**Task statement:** Return the full listing exactly as it is written.

== Data for processing

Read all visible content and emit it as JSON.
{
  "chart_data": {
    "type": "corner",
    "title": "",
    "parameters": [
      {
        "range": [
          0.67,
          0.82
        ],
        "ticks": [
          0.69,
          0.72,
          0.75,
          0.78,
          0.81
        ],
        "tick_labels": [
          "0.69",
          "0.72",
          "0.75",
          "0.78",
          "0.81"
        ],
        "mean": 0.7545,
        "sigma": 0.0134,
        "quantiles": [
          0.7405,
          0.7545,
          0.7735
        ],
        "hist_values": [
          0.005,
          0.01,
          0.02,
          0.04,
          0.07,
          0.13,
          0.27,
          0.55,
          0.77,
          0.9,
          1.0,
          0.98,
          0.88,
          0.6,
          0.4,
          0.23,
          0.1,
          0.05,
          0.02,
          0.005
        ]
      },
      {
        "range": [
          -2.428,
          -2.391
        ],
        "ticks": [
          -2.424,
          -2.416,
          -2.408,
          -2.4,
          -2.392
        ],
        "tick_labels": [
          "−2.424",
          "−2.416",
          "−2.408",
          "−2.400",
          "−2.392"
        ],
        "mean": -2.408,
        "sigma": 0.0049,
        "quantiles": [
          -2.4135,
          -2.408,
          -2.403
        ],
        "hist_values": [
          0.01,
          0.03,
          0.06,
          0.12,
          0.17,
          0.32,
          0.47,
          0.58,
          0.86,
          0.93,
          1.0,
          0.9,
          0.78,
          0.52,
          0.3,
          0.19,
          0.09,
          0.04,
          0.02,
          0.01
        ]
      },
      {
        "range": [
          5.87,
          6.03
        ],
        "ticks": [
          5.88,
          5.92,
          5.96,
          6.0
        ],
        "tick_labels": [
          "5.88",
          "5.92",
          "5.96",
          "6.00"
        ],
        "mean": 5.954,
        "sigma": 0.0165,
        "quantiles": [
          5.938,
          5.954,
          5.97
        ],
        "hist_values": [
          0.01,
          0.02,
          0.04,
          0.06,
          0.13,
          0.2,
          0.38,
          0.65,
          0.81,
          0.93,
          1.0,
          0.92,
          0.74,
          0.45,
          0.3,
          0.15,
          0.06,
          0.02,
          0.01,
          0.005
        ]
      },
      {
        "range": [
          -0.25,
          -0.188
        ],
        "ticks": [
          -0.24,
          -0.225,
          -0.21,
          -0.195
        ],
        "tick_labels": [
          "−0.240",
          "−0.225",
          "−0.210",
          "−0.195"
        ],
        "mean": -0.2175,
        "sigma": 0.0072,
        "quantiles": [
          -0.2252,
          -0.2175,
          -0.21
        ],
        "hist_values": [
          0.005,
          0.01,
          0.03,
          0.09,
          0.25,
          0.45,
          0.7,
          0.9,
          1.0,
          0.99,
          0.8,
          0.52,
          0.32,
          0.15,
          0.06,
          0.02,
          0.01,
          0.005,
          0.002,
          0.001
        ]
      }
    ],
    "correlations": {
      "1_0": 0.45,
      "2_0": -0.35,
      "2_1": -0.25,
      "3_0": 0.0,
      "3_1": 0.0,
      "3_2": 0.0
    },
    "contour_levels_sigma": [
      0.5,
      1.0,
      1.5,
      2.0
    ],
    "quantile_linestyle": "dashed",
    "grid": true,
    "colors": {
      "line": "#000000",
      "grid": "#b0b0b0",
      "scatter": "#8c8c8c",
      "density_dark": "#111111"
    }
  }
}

====

**Task result:**
Read all visible content and emit it as JSON.
{
  "chart_data": {
    "type": "corner",
    "title": "",
    "parameters": [
      {
        "range": [
          0.67,
          0.82
        ],
        "ticks": [
          0.69,
          0.72,
          0.75,
          0.78,
          0.81
        ],
        "tick_labels": [
          "0.69",
          "0.72",
          "0.75",
          "0.78",
          "0.81"
        ],
        "mean": 0.7545,
        "sigma": 0.0134,
        "quantiles": [
          0.7405,
          0.7545,
          0.7735
        ],
        "hist_values": [
          0.005,
          0.01,
          0.02,
          0.04,
          0.07,
          0.13,
          0.27,
          0.55,
          0.77,
          0.9,
          1.0,
          0.98,
          0.88,
          0.6,
          0.4,
          0.23,
          0.1,
          0.05,
          0.02,
          0.005
        ]
      },
      {
        "range": [
          -2.428,
          -2.391
        ],
        "ticks": [
          -2.424,
          -2.416,
          -2.408,
          -2.4,
          -2.392
        ],
        "tick_labels": [
          "−2.424",
          "−2.416",
          "−2.408",
          "−2.400",
          "−2.392"
        ],
        "mean": -2.408,
        "sigma": 0.0049,
        "quantiles": [
          -2.4135,
          -2.408,
          -2.403
        ],
        "hist_values": [
          0.01,
          0.03,
          0.06,
          0.12,
          0.17,
          0.32,
          0.47,
          0.58,
          0.86,
          0.93,
          1.0,
          0.9,
          0.78,
          0.52,
          0.3,
          0.19,
          0.09,
          0.04,
          0.02,
          0.01
        ]
      },
      {
        "range": [
          5.87,
          6.03
        ],
        "ticks": [
          5.88,
          5.92,
          5.96,
          6.0
        ],
        "tick_labels": [
          "5.88",
          "5.92",
          "5.96",
          "6.00"
        ],
        "mean": 5.954,
        "sigma": 0.0165,
        "quantiles": [
          5.938,
          5.954,
          5.97
        ],
        "hist_values": [
          0.01,
          0.02,
          0.04,
          0.06,
          0.13,
          0.2,
          0.38,
          0.65,
          0.81,
          0.93,
          1.0,
          0.92,
          0.74,
          0.45,
          0.3,
          0.15,
          0.06,
          0.02,
          0.01,
          0.005
        ]
      },
      {
        "range": [
          -0.25,
          -0.188
        ],
        "ticks": [
          -0.24,
          -0.225,
          -0.21,
          -0.195
        ],
        "tick_labels": [
          "−0.240",
          "−0.225",
          "−0.210",
          "−0.195"
        ],
        "mean": -0.2175,
        "sigma": 0.0072,
        "quantiles": [
          -0.2252,
          -0.2175,
          -0.21
        ],
        "hist_values": [
          0.005,
          0.01,
          0.03,
          0.09,
          0.25,
          0.45,
          0.7,
          0.9,
          1.0,
          0.99,
          0.8,
          0.52,
          0.32,
          0.15,
          0.06,
          0.02,
          0.01,
          0.005,
          0.002,
          0.001
        ]
      }
    ],
    "correlations": {
      "1_0": 0.45,
      "2_0": -0.35,
      "2_1": -0.25,
      "3_0": 0.0,
      "3_1": 0.0,
      "3_2": 0.0
    },
    "contour_levels_sigma": [
      0.5,
      1.0,
      1.5,
      2.0
    ],
    "quantile_linestyle": "dashed",
    "grid": true,
    "colors": {
      "line": "#000000",
      "grid": "#b0b0b0",
      "scatter": "#8c8c8c",
      "density_dark": "#111111"
    }
  }
}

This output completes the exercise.